• **Written instruction**:
Quote every line of the listing below verbatim.

• **Records supplied**:
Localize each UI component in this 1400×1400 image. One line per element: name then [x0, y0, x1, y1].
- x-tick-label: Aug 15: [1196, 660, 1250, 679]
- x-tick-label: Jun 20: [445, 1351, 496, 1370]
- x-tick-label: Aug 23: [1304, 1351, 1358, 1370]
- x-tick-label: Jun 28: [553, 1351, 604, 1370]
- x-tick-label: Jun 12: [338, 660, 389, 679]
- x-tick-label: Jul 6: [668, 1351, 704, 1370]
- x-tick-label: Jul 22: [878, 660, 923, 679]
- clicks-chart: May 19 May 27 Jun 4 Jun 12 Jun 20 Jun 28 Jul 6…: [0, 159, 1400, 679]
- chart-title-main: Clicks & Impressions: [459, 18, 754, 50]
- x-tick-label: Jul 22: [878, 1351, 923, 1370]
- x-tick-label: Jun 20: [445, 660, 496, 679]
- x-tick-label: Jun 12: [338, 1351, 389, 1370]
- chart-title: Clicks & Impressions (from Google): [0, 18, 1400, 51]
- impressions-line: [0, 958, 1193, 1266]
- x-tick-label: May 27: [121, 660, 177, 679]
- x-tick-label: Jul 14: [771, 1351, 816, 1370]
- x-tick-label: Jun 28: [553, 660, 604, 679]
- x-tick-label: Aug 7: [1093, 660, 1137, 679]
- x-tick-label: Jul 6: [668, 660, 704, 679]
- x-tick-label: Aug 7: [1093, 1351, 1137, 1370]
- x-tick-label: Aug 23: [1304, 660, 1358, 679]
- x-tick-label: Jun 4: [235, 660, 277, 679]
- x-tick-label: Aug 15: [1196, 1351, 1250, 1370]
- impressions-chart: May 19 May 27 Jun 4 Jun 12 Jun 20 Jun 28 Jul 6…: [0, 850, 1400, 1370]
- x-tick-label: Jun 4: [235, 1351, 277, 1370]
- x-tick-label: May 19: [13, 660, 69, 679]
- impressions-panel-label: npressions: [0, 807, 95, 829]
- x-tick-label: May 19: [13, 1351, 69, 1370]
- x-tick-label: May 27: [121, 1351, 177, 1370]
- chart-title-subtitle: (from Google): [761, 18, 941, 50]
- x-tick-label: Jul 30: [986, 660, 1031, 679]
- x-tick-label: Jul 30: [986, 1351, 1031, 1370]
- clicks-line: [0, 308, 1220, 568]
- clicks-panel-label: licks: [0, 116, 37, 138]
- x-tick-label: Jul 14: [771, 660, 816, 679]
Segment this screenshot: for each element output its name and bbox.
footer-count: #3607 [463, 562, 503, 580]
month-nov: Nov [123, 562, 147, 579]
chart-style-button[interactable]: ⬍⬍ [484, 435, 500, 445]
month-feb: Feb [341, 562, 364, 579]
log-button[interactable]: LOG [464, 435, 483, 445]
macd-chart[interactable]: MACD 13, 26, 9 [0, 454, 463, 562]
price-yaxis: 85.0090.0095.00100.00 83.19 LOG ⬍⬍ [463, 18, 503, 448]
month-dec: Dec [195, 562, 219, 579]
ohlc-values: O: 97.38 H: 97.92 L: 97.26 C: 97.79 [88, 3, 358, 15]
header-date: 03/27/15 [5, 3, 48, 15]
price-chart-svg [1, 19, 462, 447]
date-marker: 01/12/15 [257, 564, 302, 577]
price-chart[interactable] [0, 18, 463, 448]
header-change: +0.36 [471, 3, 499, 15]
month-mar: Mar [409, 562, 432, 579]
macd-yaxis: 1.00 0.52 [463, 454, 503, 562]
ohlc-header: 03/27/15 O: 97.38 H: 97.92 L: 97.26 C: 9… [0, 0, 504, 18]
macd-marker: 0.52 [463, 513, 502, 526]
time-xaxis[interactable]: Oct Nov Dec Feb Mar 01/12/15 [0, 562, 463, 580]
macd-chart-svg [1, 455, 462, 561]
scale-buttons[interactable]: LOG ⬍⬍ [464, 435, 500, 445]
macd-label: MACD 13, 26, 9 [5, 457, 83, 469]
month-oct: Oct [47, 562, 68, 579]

• **Exercise answer**:
Localize each UI component in this 1400×1400 image. One line per element: name then [x0, y0, x1, y1].
- x-tick-label: Aug 15: [1196, 660, 1250, 679]
- x-tick-label: Jun 20: [445, 1351, 496, 1370]
- x-tick-label: Aug 23: [1304, 1351, 1358, 1370]
- x-tick-label: Jun 28: [553, 1351, 604, 1370]
- x-tick-label: Jun 12: [338, 660, 389, 679]
- x-tick-label: Jul 6: [668, 1351, 704, 1370]
- x-tick-label: Jul 22: [878, 660, 923, 679]
- clicks-chart: May 19 May 27 Jun 4 Jun 12 Jun 20 Jun 28 Jul 6…: [0, 159, 1400, 679]
- chart-title-main: Clicks & Impressions: [459, 18, 754, 50]
- x-tick-label: Jul 22: [878, 1351, 923, 1370]
- x-tick-label: Jun 20: [445, 660, 496, 679]
- x-tick-label: Jun 12: [338, 1351, 389, 1370]
- chart-title: Clicks & Impressions (from Google): [0, 18, 1400, 51]
- impressions-line: [0, 958, 1193, 1266]
- x-tick-label: May 27: [121, 660, 177, 679]
- x-tick-label: Jul 14: [771, 1351, 816, 1370]
- x-tick-label: Jun 28: [553, 660, 604, 679]
- x-tick-label: Aug 7: [1093, 660, 1137, 679]
- x-tick-label: Jul 6: [668, 660, 704, 679]
- x-tick-label: Aug 7: [1093, 1351, 1137, 1370]
- x-tick-label: Aug 23: [1304, 660, 1358, 679]
- x-tick-label: Jun 4: [235, 660, 277, 679]
- x-tick-label: Aug 15: [1196, 1351, 1250, 1370]
- impressions-chart: May 19 May 27 Jun 4 Jun 12 Jun 20 Jun 28 Jul 6…: [0, 850, 1400, 1370]
- x-tick-label: Jun 4: [235, 1351, 277, 1370]
- x-tick-label: May 19: [13, 660, 69, 679]
- impressions-panel-label: npressions: [0, 807, 95, 829]
- x-tick-label: May 19: [13, 1351, 69, 1370]
- x-tick-label: May 27: [121, 1351, 177, 1370]
- chart-title-subtitle: (from Google): [761, 18, 941, 50]
- x-tick-label: Jul 30: [986, 660, 1031, 679]
- x-tick-label: Jul 30: [986, 1351, 1031, 1370]
- clicks-line: [0, 308, 1220, 568]
- clicks-panel-label: licks: [0, 116, 37, 138]
- x-tick-label: Jul 14: [771, 660, 816, 679]
Segment this screenshot: for each element output its name and bbox.
footer-count: #3607 [463, 562, 503, 580]
month-nov: Nov [123, 562, 147, 579]
chart-style-button[interactable]: ⬍⬍ [484, 435, 500, 445]
month-feb: Feb [341, 562, 364, 579]
log-button[interactable]: LOG [464, 435, 483, 445]
macd-chart[interactable]: MACD 13, 26, 9 [0, 454, 463, 562]
price-yaxis: 85.0090.0095.00100.00 83.19 LOG ⬍⬍ [463, 18, 503, 448]
month-dec: Dec [195, 562, 219, 579]
ohlc-values: O: 97.38 H: 97.92 L: 97.26 C: 97.79 [88, 3, 358, 15]
header-date: 03/27/15 [5, 3, 48, 15]
price-chart-svg [1, 19, 462, 447]
date-marker: 01/12/15 [257, 564, 302, 577]
price-chart[interactable] [0, 18, 463, 448]
header-change: +0.36 [471, 3, 499, 15]
month-mar: Mar [409, 562, 432, 579]
macd-yaxis: 1.00 0.52 [463, 454, 503, 562]
ohlc-header: 03/27/15 O: 97.38 H: 97.92 L: 97.26 C: 9… [0, 0, 504, 18]
macd-marker: 0.52 [463, 513, 502, 526]
time-xaxis[interactable]: Oct Nov Dec Feb Mar 01/12/15 [0, 562, 463, 580]
macd-chart-svg [1, 455, 462, 561]
scale-buttons[interactable]: LOG ⬍⬍ [464, 435, 500, 445]
macd-label: MACD 13, 26, 9 [5, 457, 83, 469]
month-oct: Oct [47, 562, 68, 579]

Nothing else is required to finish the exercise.